◆ SET TASK ◆
Give back each entry unchanged, minus pictures.

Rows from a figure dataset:
<<<<
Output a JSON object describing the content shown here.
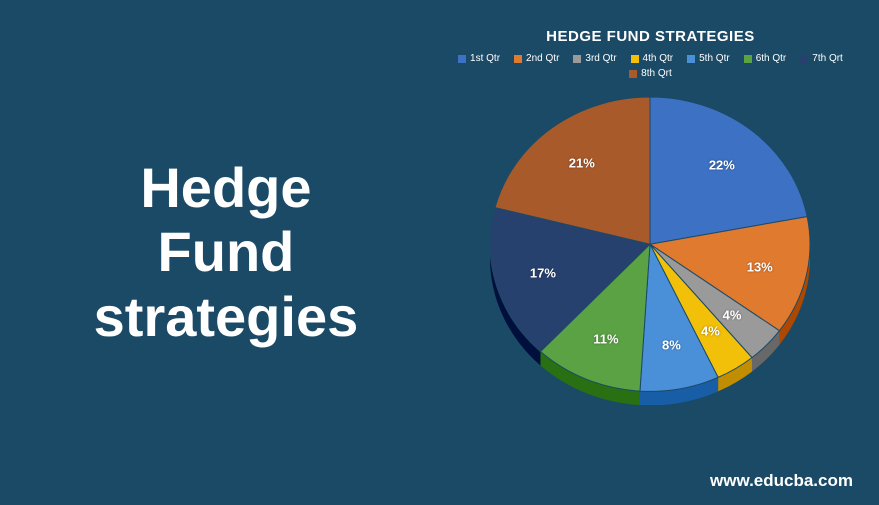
{
  "background_color": "#1b4a66",
  "main_title": {
    "text": "Hedge\nFund\nstrategies",
    "fontsize": 56,
    "color": "#ffffff",
    "weight": "bold"
  },
  "chart": {
    "type": "pie",
    "title": "HEDGE FUND STRATEGIES",
    "title_fontsize": 15,
    "title_color": "#ffffff",
    "legend_fontsize": 10,
    "label_fontsize": 13,
    "label_color": "#ffffff",
    "diameter": 320,
    "tilt": 0.92,
    "depth": 14,
    "start_angle_deg": -90,
    "slices": [
      {
        "label": "1st Qtr",
        "value": 22,
        "color": "#3d71c4"
      },
      {
        "label": "2nd Qtr",
        "value": 13,
        "color": "#e07a2f"
      },
      {
        "label": "3rd Qtr",
        "value": 4,
        "color": "#9a9a9a"
      },
      {
        "label": "4th Qtr",
        "value": 4,
        "color": "#f2c009"
      },
      {
        "label": "5th Qtr",
        "value": 8,
        "color": "#4a90d9"
      },
      {
        "label": "6th Qtr",
        "value": 11,
        "color": "#5aa244"
      },
      {
        "label": "7th Qrt",
        "value": 17,
        "color": "#27416e"
      },
      {
        "label": "8th Qrt",
        "value": 21,
        "color": "#a95a2b"
      }
    ]
  },
  "footer": {
    "text": "www.educba.com",
    "fontsize": 17,
    "color": "#ffffff"
  }
}
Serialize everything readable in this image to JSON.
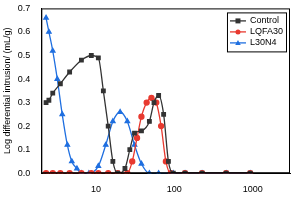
{
  "chart_data": {
    "type": "line",
    "y_label": "Log differential intrusion/ (mL/g)",
    "log": "x",
    "xlim": [
      2,
      3000
    ],
    "xticks": [
      10,
      100,
      1000
    ],
    "ylim": [
      0,
      0.7
    ],
    "yticks": [
      {
        "value": 0,
        "label": "0.0"
      },
      0.1,
      0.2,
      0.3,
      0.4,
      0.5,
      0.6,
      0.7
    ],
    "grid": false,
    "legend": "upper right",
    "series": [
      {
        "name": "Control",
        "color": "#333333",
        "marker": "square",
        "x": [
          2.3,
          2.5,
          2.8,
          3.5,
          4.6,
          6.5,
          8.7,
          10.7,
          12.4,
          14.3,
          16.4,
          18.9,
          23.4,
          27,
          31,
          38,
          48,
          55,
          63,
          73,
          84,
          97,
          137,
          226,
          459,
          931
        ],
        "values": [
          0.3,
          0.31,
          0.34,
          0.38,
          0.43,
          0.48,
          0.5,
          0.49,
          0.35,
          0.2,
          0.05,
          0.0,
          0.02,
          0.1,
          0.17,
          0.18,
          0.22,
          0.3,
          0.33,
          0.25,
          0.05,
          0.0,
          0.0,
          0.0,
          0.0,
          0.0
        ]
      },
      {
        "name": "LQFA30",
        "color": "#e8392f",
        "marker": "circle",
        "x": [
          2.3,
          2.8,
          3.5,
          4.6,
          6.5,
          8.7,
          10.7,
          14.3,
          18.9,
          25.1,
          29,
          33.4,
          38,
          44.3,
          51,
          58.8,
          67.8,
          78,
          90,
          137,
          226,
          459,
          931
        ],
        "values": [
          0.0,
          0.0,
          0.0,
          0.0,
          0.0,
          0.0,
          0.0,
          0.0,
          0.0,
          0.0,
          0.05,
          0.15,
          0.24,
          0.3,
          0.32,
          0.3,
          0.2,
          0.05,
          0.0,
          0.0,
          0.0,
          0.0,
          0.0
        ]
      },
      {
        "name": "L30N4",
        "color": "#1f6fe0",
        "marker": "triangle",
        "x": [
          2.3,
          2.5,
          2.8,
          3.2,
          3.7,
          4.3,
          4.9,
          5.7,
          6.5,
          8.1,
          10.7,
          13.3,
          16.4,
          20.3,
          25.1,
          31,
          38,
          48,
          63,
          97,
          137,
          226,
          459,
          931
        ],
        "values": [
          0.66,
          0.6,
          0.52,
          0.4,
          0.25,
          0.12,
          0.05,
          0.02,
          0.0,
          0.0,
          0.03,
          0.12,
          0.22,
          0.26,
          0.22,
          0.12,
          0.04,
          0.0,
          0.0,
          0.0,
          0.0,
          0.0,
          0.0,
          0.0
        ]
      }
    ]
  }
}
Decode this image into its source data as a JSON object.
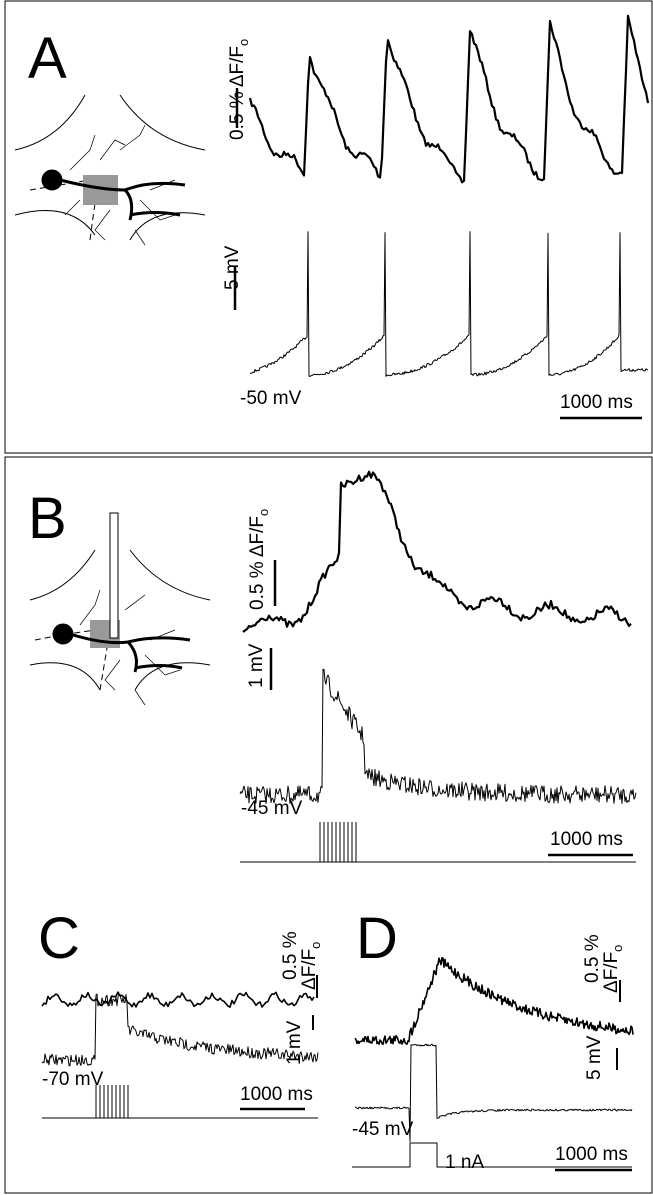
{
  "panels": [
    {
      "label": "A",
      "dff_scale": "0.5 % ΔF/F",
      "dff_sub": "o",
      "mv_scale": "5 mV",
      "holding": "-50 mV",
      "time_scale": "1000 ms"
    },
    {
      "label": "B",
      "dff_scale": "0.5 % ΔF/F",
      "dff_sub": "o",
      "mv_scale": "1 mV",
      "holding": "-45 mV",
      "time_scale": "1000 ms"
    },
    {
      "label": "C",
      "dff_scale": "0.5 %",
      "dff_unit": "ΔF/F",
      "dff_sub": "o",
      "mv_scale": "1 mV",
      "holding": "-70 mV",
      "time_scale": "1000 ms"
    },
    {
      "label": "D",
      "dff_scale": "0.5 %",
      "dff_unit": "ΔF/F",
      "dff_sub": "o",
      "mv_scale": "5 mV",
      "holding": "-45 mV",
      "current": "1 nA",
      "time_scale": "1000 ms"
    }
  ]
}
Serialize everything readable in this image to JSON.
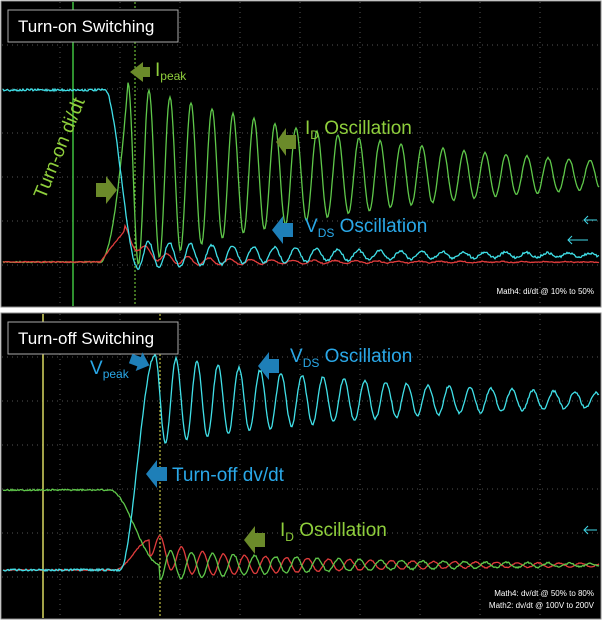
{
  "top": {
    "title": "Turn-on Switching",
    "peak": {
      "main": "I",
      "sub": "peak"
    },
    "osc_i": {
      "main": "I",
      "sub": "D",
      "rest": " Oscillation"
    },
    "osc_v": {
      "main": "V",
      "sub": "DS",
      "rest": " Oscillation"
    },
    "slope": "Turn-on di/dt",
    "math": [
      "Math4: di/dt @ 10% to 50%"
    ]
  },
  "bottom": {
    "title": "Turn-off Switching",
    "peak": {
      "main": "V",
      "sub": "peak"
    },
    "osc_v": {
      "main": "V",
      "sub": "DS",
      "rest": " Oscillation"
    },
    "osc_i": {
      "main": "I",
      "sub": "D",
      "rest": " Oscillation"
    },
    "slope": "Turn-off dv/dt",
    "math": [
      "Math4: dv/dt @ 50% to 80%",
      "Math2: dv/dt @ 100V to 200V"
    ]
  }
}
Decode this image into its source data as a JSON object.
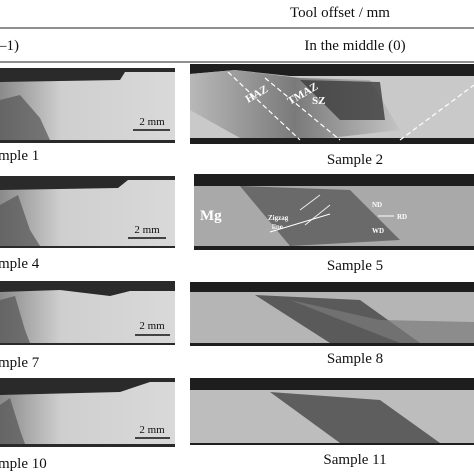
{
  "header": {
    "title": "Tool offset / mm",
    "columns": [
      "–1)",
      "In the middle (0)"
    ]
  },
  "panels": [
    {
      "label": "mple 1",
      "scale": "2 mm"
    },
    {
      "label": "Sample 2",
      "annotations": [
        "HAZ",
        "TMAZ",
        "SZ"
      ]
    },
    {
      "label": "mple 4",
      "scale": "2 mm"
    },
    {
      "label": "Sample 5",
      "annotations": [
        "Mg",
        "Zigzag",
        "line",
        "ND",
        "RD",
        "WD"
      ]
    },
    {
      "label": "mple 7",
      "scale": "2 mm"
    },
    {
      "label": "Sample 8"
    },
    {
      "label": "mple 10",
      "scale": "2 mm"
    },
    {
      "label": "Sample 11"
    }
  ]
}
>>>>
◆ RESPONSE TO THIS TASK ◆
Output a JSON object describing the content shown here.
{
  "background_color": "#1b4a66",
  "main_title": {
    "text": "Hedge\nFund\nstrategies",
    "fontsize": 56,
    "color": "#ffffff",
    "weight": "bold"
  },
  "chart": {
    "type": "pie",
    "title": "HEDGE FUND STRATEGIES",
    "title_fontsize": 15,
    "title_color": "#ffffff",
    "legend_fontsize": 10,
    "label_fontsize": 13,
    "label_color": "#ffffff",
    "diameter": 320,
    "tilt": 0.92,
    "depth": 14,
    "start_angle_deg": -90,
    "slices": [
      {
        "label": "1st Qtr",
        "value": 22,
        "color": "#3d71c4"
      },
      {
        "label": "2nd Qtr",
        "value": 13,
        "color": "#e07a2f"
      },
      {
        "label": "3rd Qtr",
        "value": 4,
        "color": "#9a9a9a"
      },
      {
        "label": "4th Qtr",
        "value": 4,
        "color": "#f2c009"
      },
      {
        "label": "5th Qtr",
        "value": 8,
        "color": "#4a90d9"
      },
      {
        "label": "6th Qtr",
        "value": 11,
        "color": "#5aa244"
      },
      {
        "label": "7th Qrt",
        "value": 17,
        "color": "#27416e"
      },
      {
        "label": "8th Qrt",
        "value": 21,
        "color": "#a95a2b"
      }
    ]
  },
  "footer": {
    "text": "www.educba.com",
    "fontsize": 17,
    "color": "#ffffff"
  }
}
Serialize everything readable in this image to JSON.
{
  "chart_data": {
    "type": "line",
    "y_label": "Log differential intrusion/ (mL/g)",
    "log": "x",
    "xlim": [
      2,
      3000
    ],
    "xticks": [
      10,
      100,
      1000
    ],
    "ylim": [
      0,
      0.7
    ],
    "yticks": [
      {
        "value": 0,
        "label": "0.0"
      },
      0.1,
      0.2,
      0.3,
      0.4,
      0.5,
      0.6,
      0.7
    ],
    "grid": false,
    "legend": "upper right",
    "series": [
      {
        "name": "Control",
        "color": "#333333",
        "marker": "square",
        "x": [
          2.3,
          2.5,
          2.8,
          3.5,
          4.6,
          6.5,
          8.7,
          10.7,
          12.4,
          14.3,
          16.4,
          18.9,
          23.4,
          27,
          31,
          38,
          48,
          55,
          63,
          73,
          84,
          97,
          137,
          226,
          459,
          931
        ],
        "values": [
          0.3,
          0.31,
          0.34,
          0.38,
          0.43,
          0.48,
          0.5,
          0.49,
          0.35,
          0.2,
          0.05,
          0.0,
          0.02,
          0.1,
          0.17,
          0.18,
          0.22,
          0.3,
          0.33,
          0.25,
          0.05,
          0.0,
          0.0,
          0.0,
          0.0,
          0.0
        ]
      },
      {
        "name": "LQFA30",
        "color": "#e8392f",
        "marker": "circle",
        "x": [
          2.3,
          2.8,
          3.5,
          4.6,
          6.5,
          8.7,
          10.7,
          14.3,
          18.9,
          25.1,
          29,
          33.4,
          38,
          44.3,
          51,
          58.8,
          67.8,
          78,
          90,
          137,
          226,
          459,
          931
        ],
        "values": [
          0.0,
          0.0,
          0.0,
          0.0,
          0.0,
          0.0,
          0.0,
          0.0,
          0.0,
          0.0,
          0.05,
          0.15,
          0.24,
          0.3,
          0.32,
          0.3,
          0.2,
          0.05,
          0.0,
          0.0,
          0.0,
          0.0,
          0.0
        ]
      },
      {
        "name": "L30N4",
        "color": "#1f6fe0",
        "marker": "triangle",
        "x": [
          2.3,
          2.5,
          2.8,
          3.2,
          3.7,
          4.3,
          4.9,
          5.7,
          6.5,
          8.1,
          10.7,
          13.3,
          16.4,
          20.3,
          25.1,
          31,
          38,
          48,
          63,
          97,
          137,
          226,
          459,
          931
        ],
        "values": [
          0.66,
          0.6,
          0.52,
          0.4,
          0.25,
          0.12,
          0.05,
          0.02,
          0.0,
          0.0,
          0.03,
          0.12,
          0.22,
          0.26,
          0.22,
          0.12,
          0.04,
          0.0,
          0.0,
          0.0,
          0.0,
          0.0,
          0.0,
          0.0
        ]
      }
    ]
  }
}
Decode this image into its source data as a JSON object.
{
  "panels": [
    {
      "label": "A",
      "dff_scale": "0.5 % ΔF/F",
      "dff_sub": "o",
      "mv_scale": "5 mV",
      "holding": "-50 mV",
      "time_scale": "1000 ms"
    },
    {
      "label": "B",
      "dff_scale": "0.5 % ΔF/F",
      "dff_sub": "o",
      "mv_scale": "1 mV",
      "holding": "-45 mV",
      "time_scale": "1000 ms"
    },
    {
      "label": "C",
      "dff_scale": "0.5 %",
      "dff_unit": "ΔF/F",
      "dff_sub": "o",
      "mv_scale": "1 mV",
      "holding": "-70 mV",
      "time_scale": "1000 ms"
    },
    {
      "label": "D",
      "dff_scale": "0.5 %",
      "dff_unit": "ΔF/F",
      "dff_sub": "o",
      "mv_scale": "5 mV",
      "holding": "-45 mV",
      "current": "1 nA",
      "time_scale": "1000 ms"
    }
  ]
}
Serialize everything readable in this image to JSON.
{
  "top": {
    "title": "Turn-on Switching",
    "peak": {
      "main": "I",
      "sub": "peak"
    },
    "osc_i": {
      "main": "I",
      "sub": "D",
      "rest": " Oscillation"
    },
    "osc_v": {
      "main": "V",
      "sub": "DS",
      "rest": " Oscillation"
    },
    "slope": "Turn-on di/dt",
    "math": [
      "Math4: di/dt @ 10% to 50%"
    ]
  },
  "bottom": {
    "title": "Turn-off Switching",
    "peak": {
      "main": "V",
      "sub": "peak"
    },
    "osc_v": {
      "main": "V",
      "sub": "DS",
      "rest": " Oscillation"
    },
    "osc_i": {
      "main": "I",
      "sub": "D",
      "rest": " Oscillation"
    },
    "slope": "Turn-off dv/dt",
    "math": [
      "Math4: dv/dt @ 50% to 80%",
      "Math2: dv/dt @ 100V to 200V"
    ]
  }
}
Decode this image into its source data as a JSON object.
{
  "header": {
    "title": "Tool offset / mm",
    "columns": [
      "–1)",
      "In the middle (0)"
    ]
  },
  "panels": [
    {
      "label": "mple 1",
      "scale": "2 mm"
    },
    {
      "label": "Sample 2",
      "annotations": [
        "HAZ",
        "TMAZ",
        "SZ"
      ]
    },
    {
      "label": "mple 4",
      "scale": "2 mm"
    },
    {
      "label": "Sample 5",
      "annotations": [
        "Mg",
        "Zigzag",
        "line",
        "ND",
        "RD",
        "WD"
      ]
    },
    {
      "label": "mple 7",
      "scale": "2 mm"
    },
    {
      "label": "Sample 8"
    },
    {
      "label": "mple 10",
      "scale": "2 mm"
    },
    {
      "label": "Sample 11"
    }
  ]
}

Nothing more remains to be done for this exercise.